■ Exercise objective
Scan the entries below and extract each line with the word "İzleyici" in it.

■ Material
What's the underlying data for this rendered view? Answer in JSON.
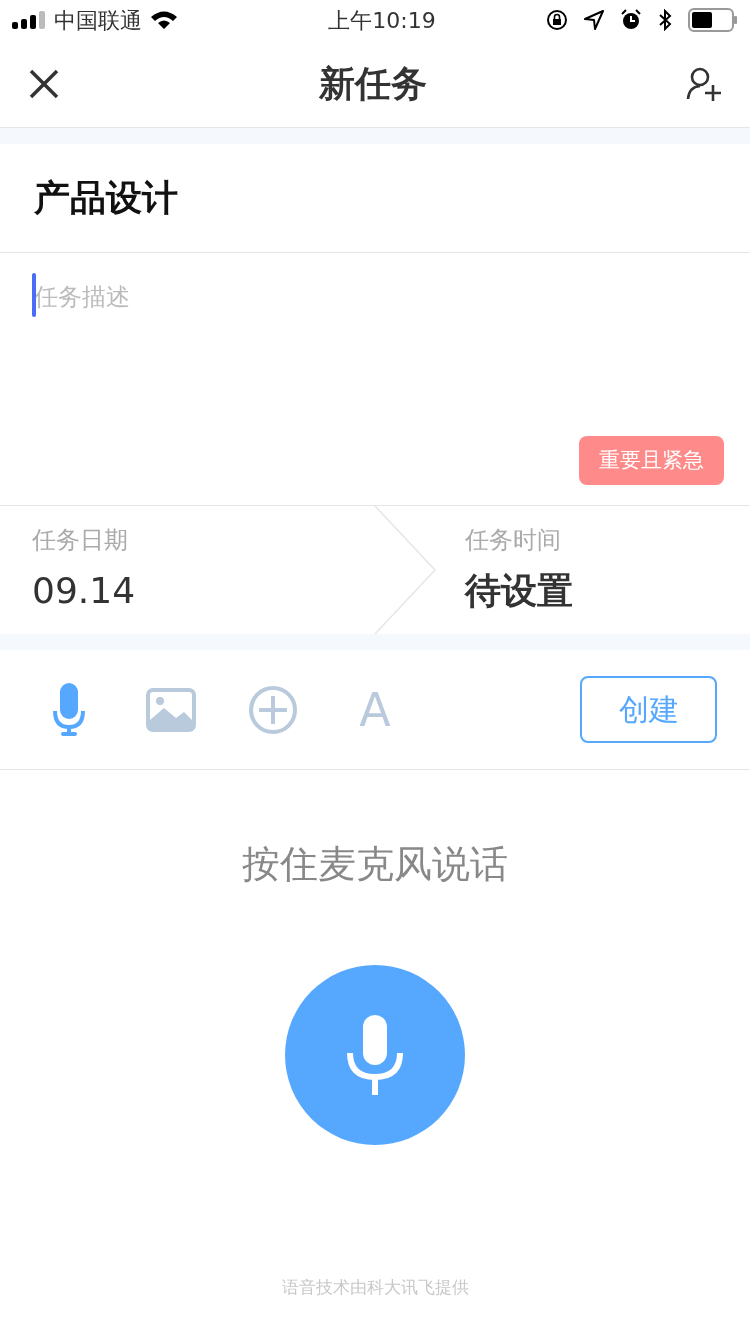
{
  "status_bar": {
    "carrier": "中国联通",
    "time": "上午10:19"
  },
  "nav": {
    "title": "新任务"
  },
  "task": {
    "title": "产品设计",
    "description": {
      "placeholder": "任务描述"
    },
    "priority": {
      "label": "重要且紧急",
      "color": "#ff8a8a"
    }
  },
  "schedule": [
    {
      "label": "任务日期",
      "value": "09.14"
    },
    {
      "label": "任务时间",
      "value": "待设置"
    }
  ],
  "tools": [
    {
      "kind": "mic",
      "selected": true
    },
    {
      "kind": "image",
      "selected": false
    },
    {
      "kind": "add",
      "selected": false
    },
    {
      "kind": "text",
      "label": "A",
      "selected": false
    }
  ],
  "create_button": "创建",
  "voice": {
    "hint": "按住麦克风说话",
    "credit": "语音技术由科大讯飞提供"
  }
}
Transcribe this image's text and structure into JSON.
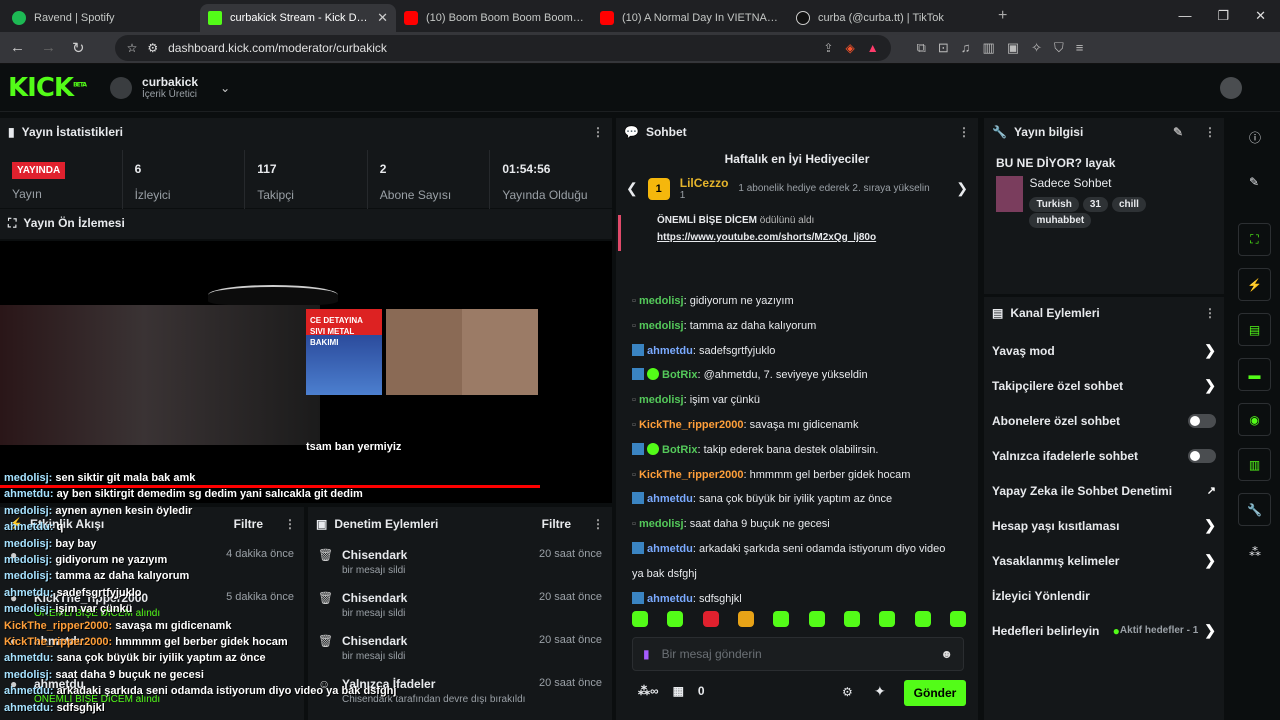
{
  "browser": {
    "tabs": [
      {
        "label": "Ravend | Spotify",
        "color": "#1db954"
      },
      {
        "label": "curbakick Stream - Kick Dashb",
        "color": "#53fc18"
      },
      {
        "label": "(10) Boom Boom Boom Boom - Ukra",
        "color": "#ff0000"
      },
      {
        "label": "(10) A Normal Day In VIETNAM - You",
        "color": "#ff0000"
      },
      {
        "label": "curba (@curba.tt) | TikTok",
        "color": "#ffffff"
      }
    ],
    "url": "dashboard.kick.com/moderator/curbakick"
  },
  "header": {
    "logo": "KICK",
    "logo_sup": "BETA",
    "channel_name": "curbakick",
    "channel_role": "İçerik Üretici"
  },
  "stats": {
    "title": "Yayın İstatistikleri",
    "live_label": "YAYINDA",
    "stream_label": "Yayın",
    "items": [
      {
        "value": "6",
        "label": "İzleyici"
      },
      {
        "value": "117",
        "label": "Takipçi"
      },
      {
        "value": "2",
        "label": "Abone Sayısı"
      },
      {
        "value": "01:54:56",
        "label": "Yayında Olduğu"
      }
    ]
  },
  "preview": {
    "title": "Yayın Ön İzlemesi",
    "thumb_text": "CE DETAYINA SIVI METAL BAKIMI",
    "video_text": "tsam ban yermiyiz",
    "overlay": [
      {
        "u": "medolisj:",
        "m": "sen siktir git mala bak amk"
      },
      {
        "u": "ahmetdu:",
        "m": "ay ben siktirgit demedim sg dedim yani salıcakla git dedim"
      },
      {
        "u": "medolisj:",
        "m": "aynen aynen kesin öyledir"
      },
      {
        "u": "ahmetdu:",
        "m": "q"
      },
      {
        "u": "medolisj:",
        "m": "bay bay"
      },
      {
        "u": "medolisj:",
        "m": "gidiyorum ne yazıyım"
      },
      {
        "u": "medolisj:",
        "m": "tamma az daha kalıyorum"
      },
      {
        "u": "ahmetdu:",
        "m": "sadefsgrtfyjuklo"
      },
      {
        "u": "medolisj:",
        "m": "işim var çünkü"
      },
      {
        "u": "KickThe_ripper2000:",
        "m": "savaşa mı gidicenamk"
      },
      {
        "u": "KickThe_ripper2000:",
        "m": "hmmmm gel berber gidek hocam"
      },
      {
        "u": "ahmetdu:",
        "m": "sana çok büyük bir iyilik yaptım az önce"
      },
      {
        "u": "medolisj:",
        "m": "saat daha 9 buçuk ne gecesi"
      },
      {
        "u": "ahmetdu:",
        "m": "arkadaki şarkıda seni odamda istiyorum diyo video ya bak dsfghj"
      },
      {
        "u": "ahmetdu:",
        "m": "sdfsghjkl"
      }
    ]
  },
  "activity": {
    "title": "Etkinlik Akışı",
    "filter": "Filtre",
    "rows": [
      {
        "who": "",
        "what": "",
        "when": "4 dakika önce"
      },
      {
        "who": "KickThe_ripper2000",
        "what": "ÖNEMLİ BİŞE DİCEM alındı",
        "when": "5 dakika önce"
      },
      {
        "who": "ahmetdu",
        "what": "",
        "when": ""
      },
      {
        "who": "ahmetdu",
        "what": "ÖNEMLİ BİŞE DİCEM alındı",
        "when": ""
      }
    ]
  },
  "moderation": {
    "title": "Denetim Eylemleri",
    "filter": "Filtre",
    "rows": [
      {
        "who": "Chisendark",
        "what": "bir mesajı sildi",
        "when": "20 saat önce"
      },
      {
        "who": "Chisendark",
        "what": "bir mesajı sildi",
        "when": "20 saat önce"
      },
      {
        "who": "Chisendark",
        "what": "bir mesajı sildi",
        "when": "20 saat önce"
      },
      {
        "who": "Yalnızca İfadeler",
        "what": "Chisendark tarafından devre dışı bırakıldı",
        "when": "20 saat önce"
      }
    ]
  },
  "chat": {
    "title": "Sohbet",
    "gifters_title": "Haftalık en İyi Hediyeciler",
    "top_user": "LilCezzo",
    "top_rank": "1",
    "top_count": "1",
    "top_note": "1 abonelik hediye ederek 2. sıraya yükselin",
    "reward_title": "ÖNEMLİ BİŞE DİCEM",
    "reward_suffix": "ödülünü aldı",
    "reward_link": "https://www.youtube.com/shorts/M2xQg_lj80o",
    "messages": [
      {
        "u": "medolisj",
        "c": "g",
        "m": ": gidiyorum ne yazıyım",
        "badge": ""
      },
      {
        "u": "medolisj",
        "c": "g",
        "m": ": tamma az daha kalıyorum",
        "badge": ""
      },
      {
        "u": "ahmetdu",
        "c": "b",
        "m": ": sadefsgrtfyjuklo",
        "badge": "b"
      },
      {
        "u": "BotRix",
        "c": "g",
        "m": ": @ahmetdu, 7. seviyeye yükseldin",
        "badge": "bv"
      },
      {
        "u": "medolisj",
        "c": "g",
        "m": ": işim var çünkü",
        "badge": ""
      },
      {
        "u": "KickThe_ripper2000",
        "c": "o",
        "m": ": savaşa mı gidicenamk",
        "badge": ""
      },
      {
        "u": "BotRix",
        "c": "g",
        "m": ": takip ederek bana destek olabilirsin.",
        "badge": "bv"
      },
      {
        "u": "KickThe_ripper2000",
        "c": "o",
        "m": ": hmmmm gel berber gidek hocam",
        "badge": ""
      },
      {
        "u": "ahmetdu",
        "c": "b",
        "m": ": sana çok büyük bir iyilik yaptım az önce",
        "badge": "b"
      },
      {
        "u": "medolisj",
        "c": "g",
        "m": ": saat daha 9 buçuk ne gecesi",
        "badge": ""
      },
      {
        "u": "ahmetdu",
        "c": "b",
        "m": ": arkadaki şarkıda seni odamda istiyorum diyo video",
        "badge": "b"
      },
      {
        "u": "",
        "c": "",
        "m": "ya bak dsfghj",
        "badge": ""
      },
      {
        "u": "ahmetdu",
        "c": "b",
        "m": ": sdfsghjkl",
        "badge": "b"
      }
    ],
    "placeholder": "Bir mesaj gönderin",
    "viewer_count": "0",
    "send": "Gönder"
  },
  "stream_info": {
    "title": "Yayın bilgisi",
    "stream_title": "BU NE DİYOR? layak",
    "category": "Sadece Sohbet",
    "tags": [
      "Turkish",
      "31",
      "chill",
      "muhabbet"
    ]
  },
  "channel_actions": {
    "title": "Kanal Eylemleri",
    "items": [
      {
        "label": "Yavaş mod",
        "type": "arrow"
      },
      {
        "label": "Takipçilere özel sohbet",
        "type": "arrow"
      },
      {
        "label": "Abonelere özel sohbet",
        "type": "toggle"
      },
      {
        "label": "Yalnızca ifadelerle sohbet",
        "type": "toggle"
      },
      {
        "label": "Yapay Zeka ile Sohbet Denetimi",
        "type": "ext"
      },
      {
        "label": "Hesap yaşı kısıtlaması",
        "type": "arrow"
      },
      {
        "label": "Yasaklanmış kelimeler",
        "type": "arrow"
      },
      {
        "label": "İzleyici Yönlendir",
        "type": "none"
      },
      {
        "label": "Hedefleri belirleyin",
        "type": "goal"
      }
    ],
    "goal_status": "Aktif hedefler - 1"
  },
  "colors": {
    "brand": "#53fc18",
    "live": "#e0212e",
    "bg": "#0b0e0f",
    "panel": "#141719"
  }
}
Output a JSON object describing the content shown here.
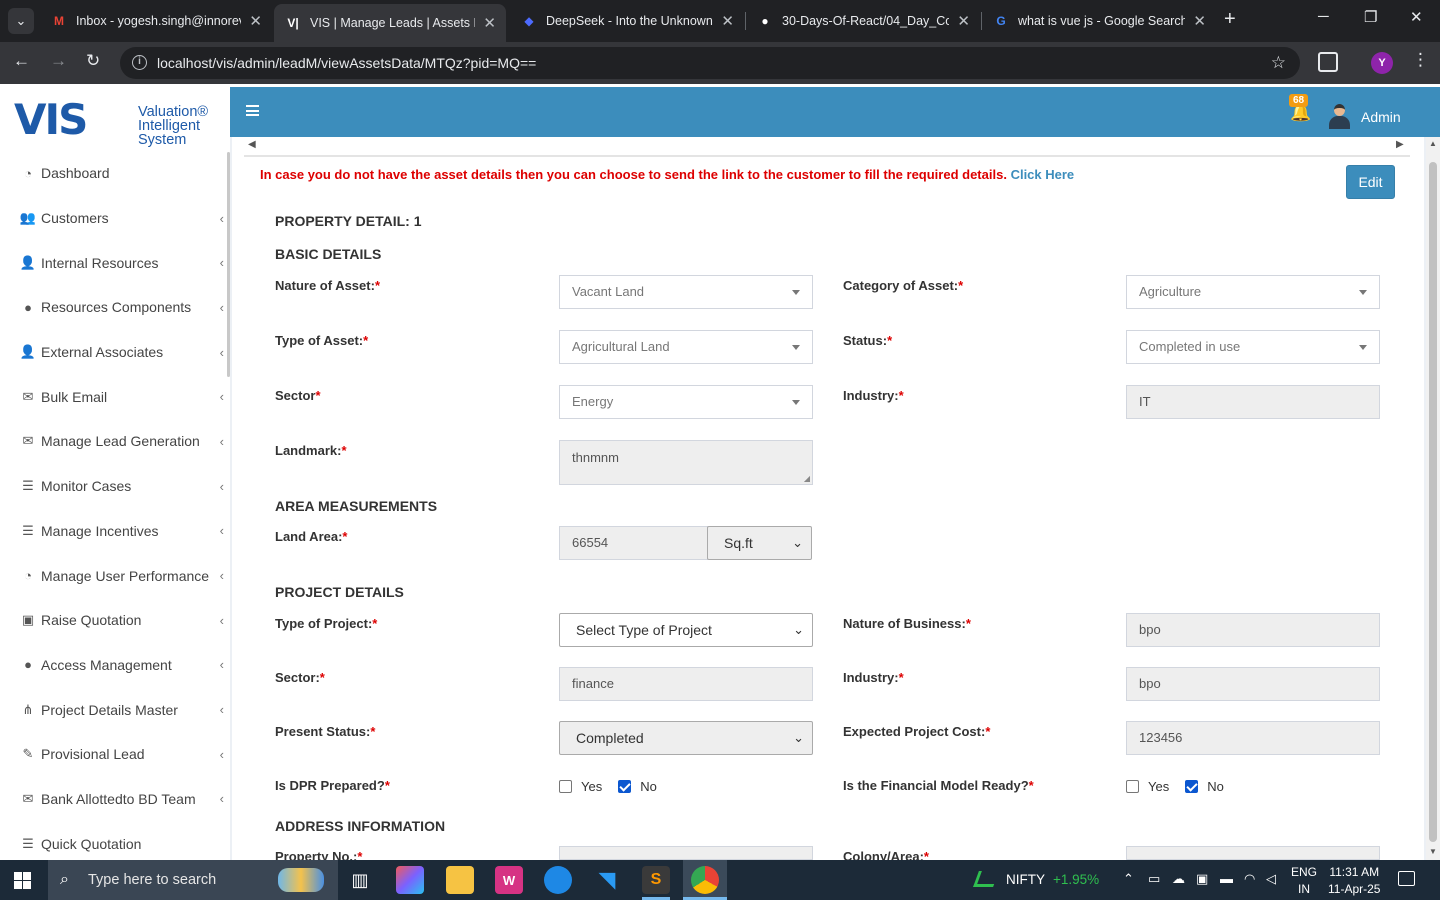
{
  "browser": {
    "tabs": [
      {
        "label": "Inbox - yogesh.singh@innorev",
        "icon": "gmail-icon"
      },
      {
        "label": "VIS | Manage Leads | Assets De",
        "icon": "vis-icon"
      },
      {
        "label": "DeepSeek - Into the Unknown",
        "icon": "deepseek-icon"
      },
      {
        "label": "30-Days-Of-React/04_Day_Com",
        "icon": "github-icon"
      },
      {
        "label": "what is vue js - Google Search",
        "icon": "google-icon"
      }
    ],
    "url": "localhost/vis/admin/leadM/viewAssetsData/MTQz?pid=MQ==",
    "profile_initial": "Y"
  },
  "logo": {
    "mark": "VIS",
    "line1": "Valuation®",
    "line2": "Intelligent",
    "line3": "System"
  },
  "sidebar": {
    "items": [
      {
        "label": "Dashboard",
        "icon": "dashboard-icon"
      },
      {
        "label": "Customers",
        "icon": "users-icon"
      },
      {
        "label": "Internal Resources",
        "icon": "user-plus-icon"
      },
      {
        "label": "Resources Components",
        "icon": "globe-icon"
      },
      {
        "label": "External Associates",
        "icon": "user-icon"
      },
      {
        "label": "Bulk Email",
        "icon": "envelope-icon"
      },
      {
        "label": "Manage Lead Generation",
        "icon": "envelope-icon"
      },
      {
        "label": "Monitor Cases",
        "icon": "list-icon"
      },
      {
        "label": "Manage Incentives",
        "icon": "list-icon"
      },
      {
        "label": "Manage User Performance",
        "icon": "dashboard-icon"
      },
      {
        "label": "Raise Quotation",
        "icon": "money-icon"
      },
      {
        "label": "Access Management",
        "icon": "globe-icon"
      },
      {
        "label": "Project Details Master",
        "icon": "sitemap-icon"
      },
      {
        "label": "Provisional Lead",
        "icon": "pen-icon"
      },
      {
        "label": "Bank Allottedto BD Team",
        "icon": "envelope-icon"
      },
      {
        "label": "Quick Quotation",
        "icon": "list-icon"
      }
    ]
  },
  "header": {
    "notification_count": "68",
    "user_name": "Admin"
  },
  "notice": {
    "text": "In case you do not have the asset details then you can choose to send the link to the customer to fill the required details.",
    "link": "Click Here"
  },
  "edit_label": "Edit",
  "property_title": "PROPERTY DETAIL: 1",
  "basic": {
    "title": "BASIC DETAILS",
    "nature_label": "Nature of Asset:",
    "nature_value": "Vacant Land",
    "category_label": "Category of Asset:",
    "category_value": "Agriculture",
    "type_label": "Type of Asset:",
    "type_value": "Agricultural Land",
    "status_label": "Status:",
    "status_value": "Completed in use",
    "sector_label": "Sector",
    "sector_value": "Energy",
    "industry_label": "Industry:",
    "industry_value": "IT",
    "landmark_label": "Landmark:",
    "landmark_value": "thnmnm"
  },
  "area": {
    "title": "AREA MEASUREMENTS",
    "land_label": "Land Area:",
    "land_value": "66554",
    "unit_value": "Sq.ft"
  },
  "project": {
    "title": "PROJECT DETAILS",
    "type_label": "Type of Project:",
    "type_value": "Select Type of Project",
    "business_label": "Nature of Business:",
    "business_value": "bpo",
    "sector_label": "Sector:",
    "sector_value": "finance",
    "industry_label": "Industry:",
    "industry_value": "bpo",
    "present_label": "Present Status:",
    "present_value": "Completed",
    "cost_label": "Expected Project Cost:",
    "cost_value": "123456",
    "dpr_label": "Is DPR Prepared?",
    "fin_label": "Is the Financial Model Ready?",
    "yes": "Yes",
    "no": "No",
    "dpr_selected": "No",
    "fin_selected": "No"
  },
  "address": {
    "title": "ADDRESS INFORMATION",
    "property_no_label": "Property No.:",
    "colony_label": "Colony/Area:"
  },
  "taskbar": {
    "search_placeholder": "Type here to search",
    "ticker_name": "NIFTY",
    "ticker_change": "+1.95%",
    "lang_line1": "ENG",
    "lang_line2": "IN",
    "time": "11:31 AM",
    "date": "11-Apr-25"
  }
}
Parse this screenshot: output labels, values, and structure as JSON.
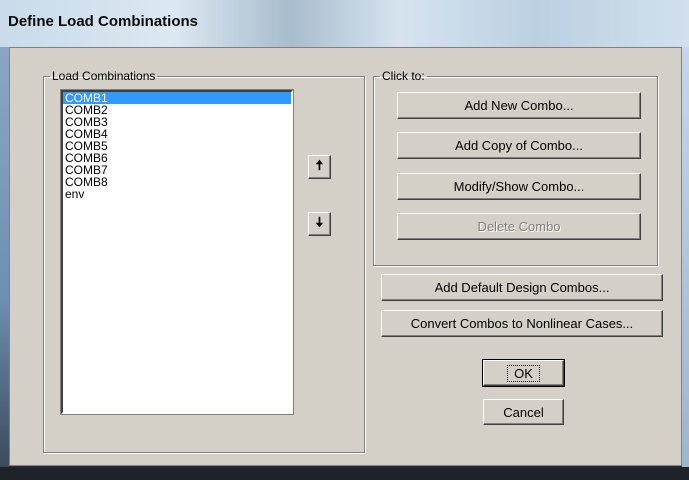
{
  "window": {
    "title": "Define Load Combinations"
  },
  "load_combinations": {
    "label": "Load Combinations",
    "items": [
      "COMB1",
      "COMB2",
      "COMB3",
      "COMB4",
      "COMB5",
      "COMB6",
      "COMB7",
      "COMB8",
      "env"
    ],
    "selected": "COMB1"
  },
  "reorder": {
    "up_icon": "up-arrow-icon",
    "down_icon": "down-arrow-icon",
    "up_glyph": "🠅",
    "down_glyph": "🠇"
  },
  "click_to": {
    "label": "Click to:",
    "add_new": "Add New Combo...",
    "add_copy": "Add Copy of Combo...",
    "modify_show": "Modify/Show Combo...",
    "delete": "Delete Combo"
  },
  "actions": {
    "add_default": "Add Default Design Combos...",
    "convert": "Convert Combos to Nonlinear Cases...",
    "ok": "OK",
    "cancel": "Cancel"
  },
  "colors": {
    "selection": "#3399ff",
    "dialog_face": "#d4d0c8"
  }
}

■ Expected answer
        "label": "İzleyici"
        "label": "İzleyici Yönlendir",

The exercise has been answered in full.